Task goal:
Gather all lines in the data that hold the string "Simuloitujen".

Available data:
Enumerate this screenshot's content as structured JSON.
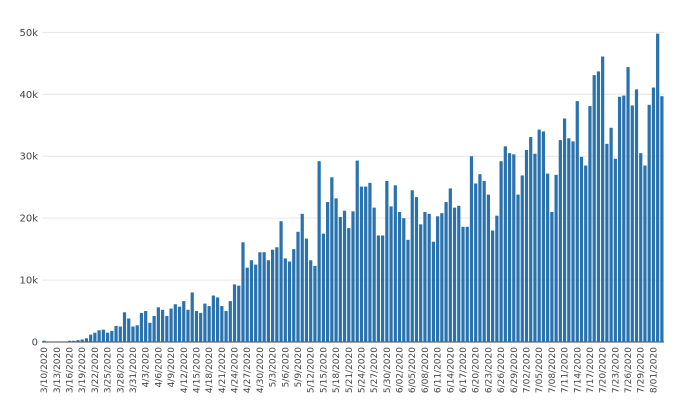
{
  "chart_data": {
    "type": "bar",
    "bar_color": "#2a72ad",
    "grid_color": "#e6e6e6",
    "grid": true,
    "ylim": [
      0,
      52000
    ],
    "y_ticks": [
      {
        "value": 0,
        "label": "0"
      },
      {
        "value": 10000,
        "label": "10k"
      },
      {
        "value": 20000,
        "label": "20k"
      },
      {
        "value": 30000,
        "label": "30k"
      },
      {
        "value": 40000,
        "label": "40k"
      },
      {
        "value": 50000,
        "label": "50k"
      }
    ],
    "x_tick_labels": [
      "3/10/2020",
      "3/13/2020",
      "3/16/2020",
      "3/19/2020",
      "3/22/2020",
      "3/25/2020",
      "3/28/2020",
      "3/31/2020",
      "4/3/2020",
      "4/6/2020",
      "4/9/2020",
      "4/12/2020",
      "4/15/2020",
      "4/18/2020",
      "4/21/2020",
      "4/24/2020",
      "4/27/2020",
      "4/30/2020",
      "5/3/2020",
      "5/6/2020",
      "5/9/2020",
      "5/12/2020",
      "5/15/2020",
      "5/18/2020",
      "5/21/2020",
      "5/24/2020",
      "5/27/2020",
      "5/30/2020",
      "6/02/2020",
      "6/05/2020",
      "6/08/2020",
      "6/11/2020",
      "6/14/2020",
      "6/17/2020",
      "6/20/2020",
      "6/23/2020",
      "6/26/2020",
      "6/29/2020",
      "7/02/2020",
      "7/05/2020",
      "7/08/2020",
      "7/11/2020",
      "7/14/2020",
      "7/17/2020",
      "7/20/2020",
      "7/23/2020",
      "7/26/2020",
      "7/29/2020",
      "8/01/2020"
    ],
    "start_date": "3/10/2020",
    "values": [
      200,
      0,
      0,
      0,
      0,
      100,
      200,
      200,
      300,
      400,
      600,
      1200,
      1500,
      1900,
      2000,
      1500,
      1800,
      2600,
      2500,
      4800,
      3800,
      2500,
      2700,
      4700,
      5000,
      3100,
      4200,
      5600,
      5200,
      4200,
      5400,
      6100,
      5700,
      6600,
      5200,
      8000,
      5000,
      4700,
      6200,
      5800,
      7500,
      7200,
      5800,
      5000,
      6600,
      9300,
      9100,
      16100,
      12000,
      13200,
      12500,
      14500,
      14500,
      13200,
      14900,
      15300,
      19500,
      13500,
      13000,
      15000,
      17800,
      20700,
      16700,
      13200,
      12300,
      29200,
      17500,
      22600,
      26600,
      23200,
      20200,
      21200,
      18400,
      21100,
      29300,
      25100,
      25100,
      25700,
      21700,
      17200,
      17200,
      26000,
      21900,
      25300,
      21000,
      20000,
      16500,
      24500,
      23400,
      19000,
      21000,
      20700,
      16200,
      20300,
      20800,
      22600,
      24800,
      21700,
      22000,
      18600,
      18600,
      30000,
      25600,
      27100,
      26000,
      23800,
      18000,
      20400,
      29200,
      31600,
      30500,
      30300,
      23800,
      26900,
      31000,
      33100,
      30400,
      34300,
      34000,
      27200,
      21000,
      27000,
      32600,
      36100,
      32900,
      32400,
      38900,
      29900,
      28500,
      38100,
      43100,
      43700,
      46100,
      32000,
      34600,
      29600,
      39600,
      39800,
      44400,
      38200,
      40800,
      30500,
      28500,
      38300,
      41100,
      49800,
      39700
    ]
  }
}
--
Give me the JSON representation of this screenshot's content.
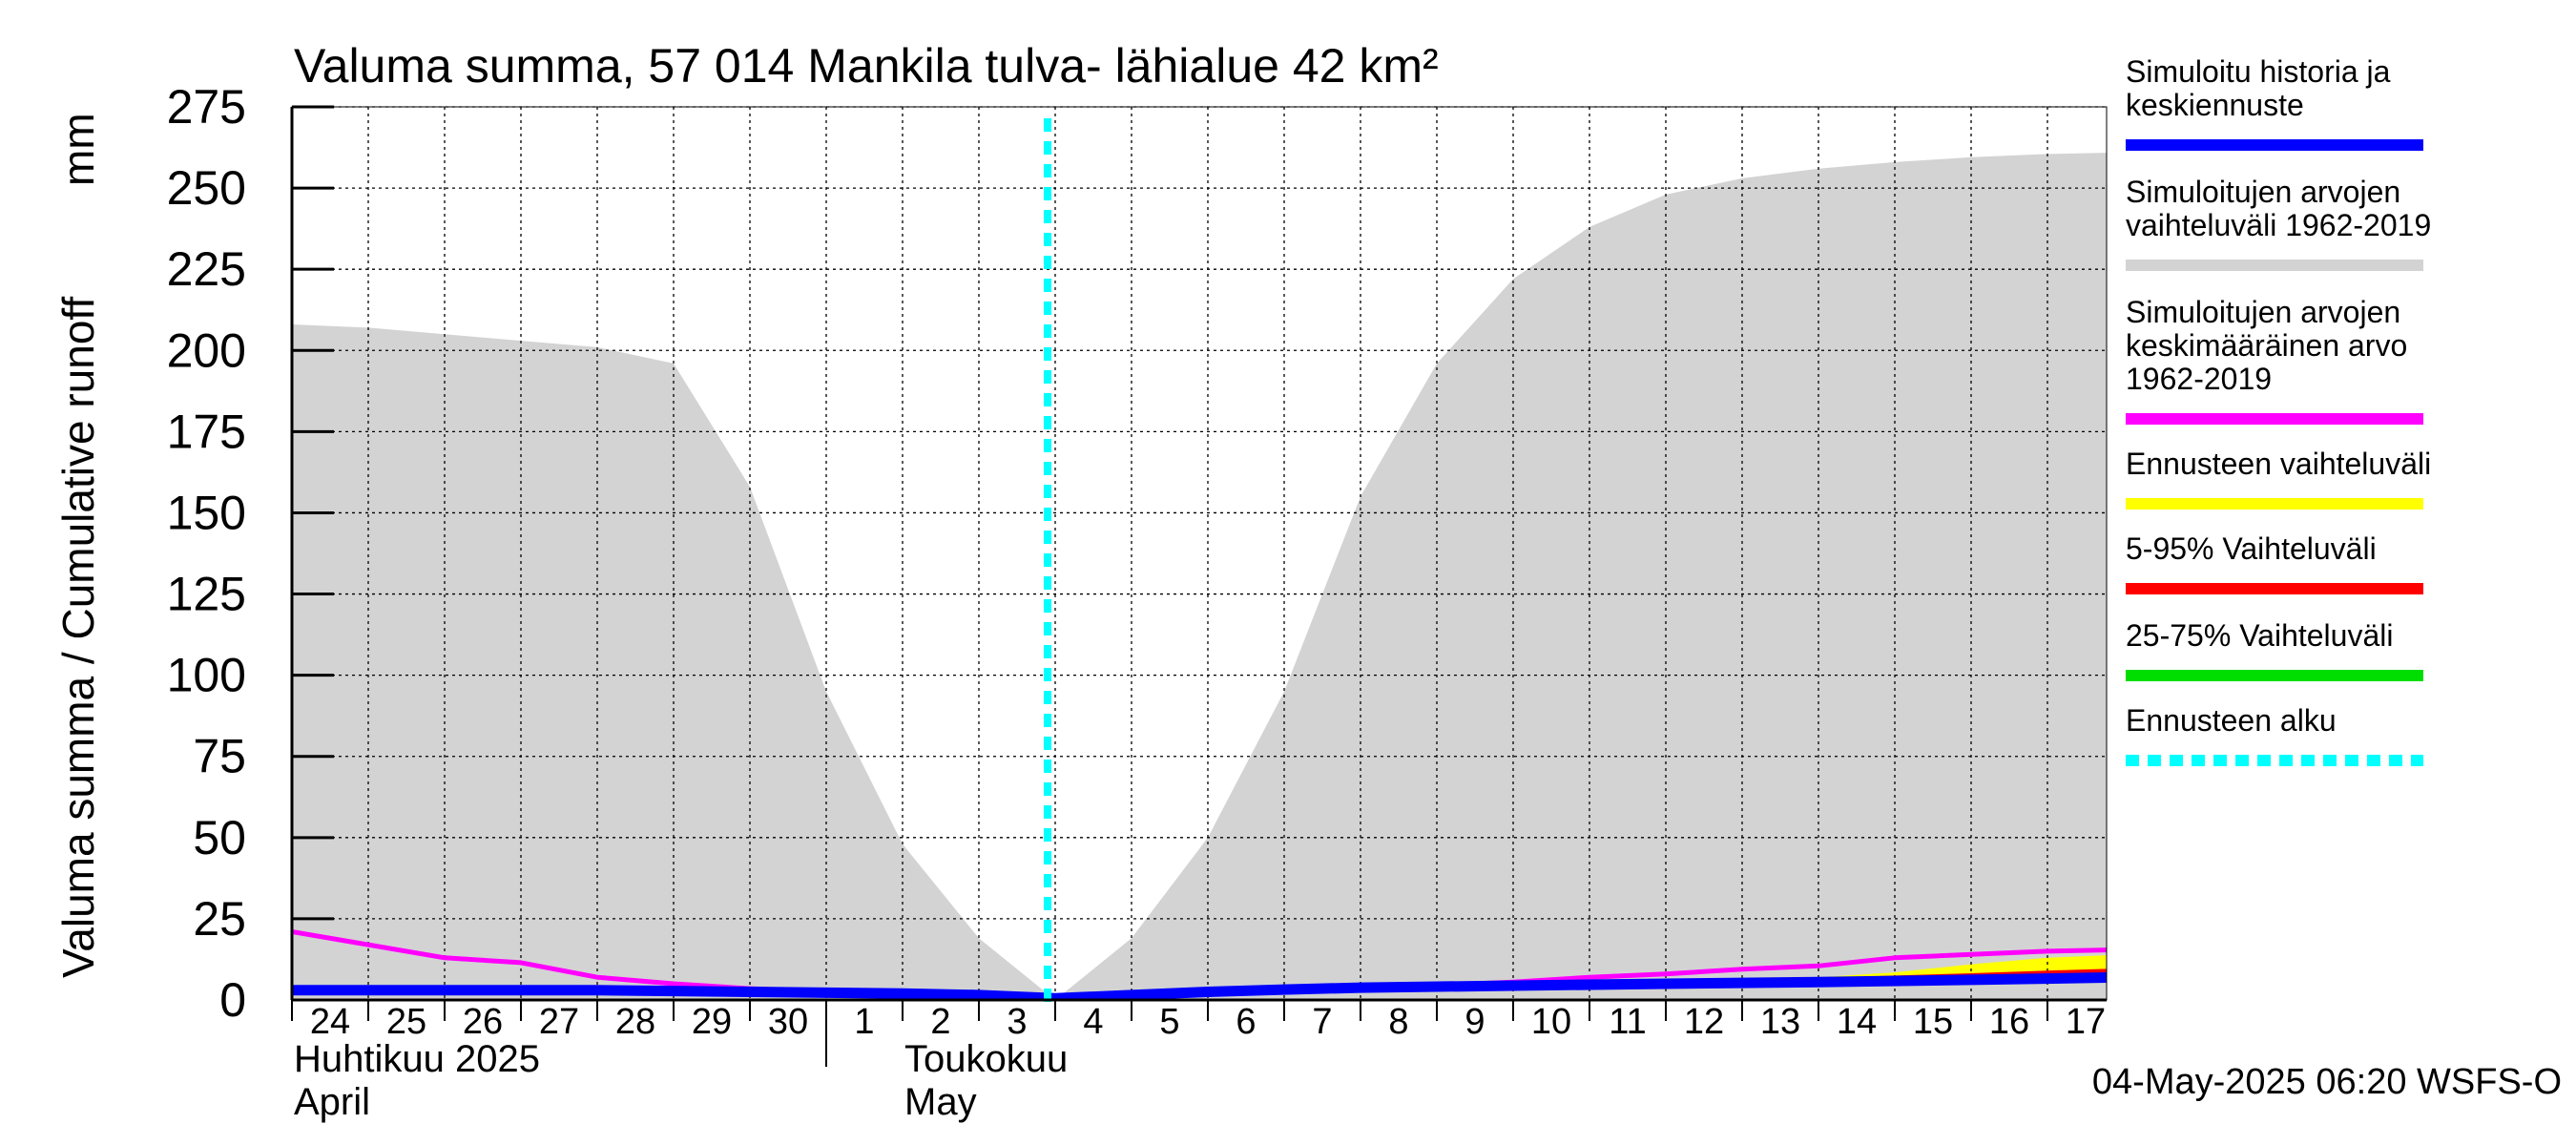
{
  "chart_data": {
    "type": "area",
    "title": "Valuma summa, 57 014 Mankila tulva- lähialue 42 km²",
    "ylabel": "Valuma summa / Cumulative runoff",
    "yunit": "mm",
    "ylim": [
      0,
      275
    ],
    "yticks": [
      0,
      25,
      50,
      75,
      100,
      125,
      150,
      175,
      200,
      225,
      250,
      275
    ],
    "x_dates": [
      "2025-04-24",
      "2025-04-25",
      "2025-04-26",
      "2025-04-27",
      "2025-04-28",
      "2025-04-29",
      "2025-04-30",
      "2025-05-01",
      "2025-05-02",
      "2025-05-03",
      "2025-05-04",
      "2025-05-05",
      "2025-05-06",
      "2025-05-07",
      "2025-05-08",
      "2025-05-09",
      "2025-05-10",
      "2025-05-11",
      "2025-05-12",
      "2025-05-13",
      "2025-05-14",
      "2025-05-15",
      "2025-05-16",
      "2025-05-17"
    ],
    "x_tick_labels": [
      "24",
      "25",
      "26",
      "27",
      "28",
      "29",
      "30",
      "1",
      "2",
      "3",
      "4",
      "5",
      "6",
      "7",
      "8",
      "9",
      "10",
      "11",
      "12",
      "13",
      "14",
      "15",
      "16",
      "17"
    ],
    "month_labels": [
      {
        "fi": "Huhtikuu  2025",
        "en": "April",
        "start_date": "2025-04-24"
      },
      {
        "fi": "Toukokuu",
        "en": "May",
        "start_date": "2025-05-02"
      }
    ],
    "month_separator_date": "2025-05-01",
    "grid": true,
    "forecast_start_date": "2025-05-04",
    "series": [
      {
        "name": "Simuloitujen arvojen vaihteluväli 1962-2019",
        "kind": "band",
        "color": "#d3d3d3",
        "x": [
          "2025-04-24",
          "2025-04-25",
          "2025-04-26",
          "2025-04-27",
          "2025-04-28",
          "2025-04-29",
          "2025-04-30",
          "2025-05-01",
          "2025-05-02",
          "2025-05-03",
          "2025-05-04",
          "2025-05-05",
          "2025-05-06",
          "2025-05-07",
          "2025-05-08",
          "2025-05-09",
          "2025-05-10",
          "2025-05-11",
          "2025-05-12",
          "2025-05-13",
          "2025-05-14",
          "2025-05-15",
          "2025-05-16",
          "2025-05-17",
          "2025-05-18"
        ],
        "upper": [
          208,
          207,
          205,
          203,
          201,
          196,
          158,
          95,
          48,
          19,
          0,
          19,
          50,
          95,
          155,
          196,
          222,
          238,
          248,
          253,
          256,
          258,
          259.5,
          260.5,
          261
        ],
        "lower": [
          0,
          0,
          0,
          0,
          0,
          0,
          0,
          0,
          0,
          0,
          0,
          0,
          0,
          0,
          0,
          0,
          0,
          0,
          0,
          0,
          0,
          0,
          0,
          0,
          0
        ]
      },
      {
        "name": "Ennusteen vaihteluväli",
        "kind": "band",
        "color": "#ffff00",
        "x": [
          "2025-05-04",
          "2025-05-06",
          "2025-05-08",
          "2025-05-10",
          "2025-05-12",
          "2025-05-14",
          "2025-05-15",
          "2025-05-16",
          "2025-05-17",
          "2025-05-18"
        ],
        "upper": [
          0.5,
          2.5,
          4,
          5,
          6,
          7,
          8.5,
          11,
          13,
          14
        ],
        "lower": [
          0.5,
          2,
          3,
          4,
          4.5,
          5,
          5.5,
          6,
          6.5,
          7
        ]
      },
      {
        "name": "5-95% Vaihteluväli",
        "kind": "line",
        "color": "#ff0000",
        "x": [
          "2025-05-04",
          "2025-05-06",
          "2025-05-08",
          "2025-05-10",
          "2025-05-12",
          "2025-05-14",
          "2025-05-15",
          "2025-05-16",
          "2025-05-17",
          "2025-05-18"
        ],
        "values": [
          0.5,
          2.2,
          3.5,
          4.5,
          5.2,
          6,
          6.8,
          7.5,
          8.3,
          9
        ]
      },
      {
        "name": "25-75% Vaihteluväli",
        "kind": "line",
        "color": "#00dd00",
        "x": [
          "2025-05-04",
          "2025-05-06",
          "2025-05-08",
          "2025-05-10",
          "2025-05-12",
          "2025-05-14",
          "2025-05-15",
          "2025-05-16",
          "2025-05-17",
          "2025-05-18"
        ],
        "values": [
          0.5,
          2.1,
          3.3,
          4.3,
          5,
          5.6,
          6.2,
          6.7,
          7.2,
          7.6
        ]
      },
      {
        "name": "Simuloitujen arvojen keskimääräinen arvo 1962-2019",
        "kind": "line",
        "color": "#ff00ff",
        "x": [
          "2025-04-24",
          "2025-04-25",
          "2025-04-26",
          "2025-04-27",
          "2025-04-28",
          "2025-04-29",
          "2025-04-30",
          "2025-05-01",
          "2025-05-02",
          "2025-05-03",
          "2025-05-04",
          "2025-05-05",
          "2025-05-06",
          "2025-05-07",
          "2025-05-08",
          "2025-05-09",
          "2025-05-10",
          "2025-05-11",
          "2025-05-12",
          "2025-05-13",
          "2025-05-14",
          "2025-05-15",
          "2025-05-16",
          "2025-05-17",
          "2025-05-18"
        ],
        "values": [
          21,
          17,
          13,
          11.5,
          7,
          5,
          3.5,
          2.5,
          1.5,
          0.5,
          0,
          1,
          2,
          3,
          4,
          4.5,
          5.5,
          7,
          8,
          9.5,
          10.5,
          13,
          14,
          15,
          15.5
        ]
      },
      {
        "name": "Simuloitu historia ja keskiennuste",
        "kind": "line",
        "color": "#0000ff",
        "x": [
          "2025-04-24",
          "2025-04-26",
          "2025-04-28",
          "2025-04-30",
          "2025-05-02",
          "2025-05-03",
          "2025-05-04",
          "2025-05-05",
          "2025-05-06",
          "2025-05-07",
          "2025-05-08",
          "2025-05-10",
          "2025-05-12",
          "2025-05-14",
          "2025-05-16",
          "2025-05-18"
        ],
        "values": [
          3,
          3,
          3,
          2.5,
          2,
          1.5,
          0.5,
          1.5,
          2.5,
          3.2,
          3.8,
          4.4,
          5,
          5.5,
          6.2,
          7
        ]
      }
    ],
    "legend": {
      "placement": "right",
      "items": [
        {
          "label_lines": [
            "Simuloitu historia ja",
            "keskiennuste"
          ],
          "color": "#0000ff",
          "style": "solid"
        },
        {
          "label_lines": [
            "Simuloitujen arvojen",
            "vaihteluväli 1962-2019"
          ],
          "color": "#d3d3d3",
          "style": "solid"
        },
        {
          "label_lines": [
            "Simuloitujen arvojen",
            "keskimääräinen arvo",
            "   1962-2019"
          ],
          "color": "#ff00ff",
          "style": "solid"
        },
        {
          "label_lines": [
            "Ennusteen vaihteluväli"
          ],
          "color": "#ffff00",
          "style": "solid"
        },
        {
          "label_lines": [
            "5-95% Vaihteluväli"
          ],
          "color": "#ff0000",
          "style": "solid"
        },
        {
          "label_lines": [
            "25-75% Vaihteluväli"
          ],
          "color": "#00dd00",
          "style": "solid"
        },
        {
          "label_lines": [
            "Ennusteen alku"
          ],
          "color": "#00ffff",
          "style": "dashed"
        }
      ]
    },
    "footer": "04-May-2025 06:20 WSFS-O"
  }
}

Exercise result:
        "name": "Simuloitujen arvojen vaihteluväli 1962-2019",
        "name": "Simuloitujen arvojen keskimääräinen arvo 1962-2019",
            "Simuloitujen arvojen",
            "Simuloitujen arvojen",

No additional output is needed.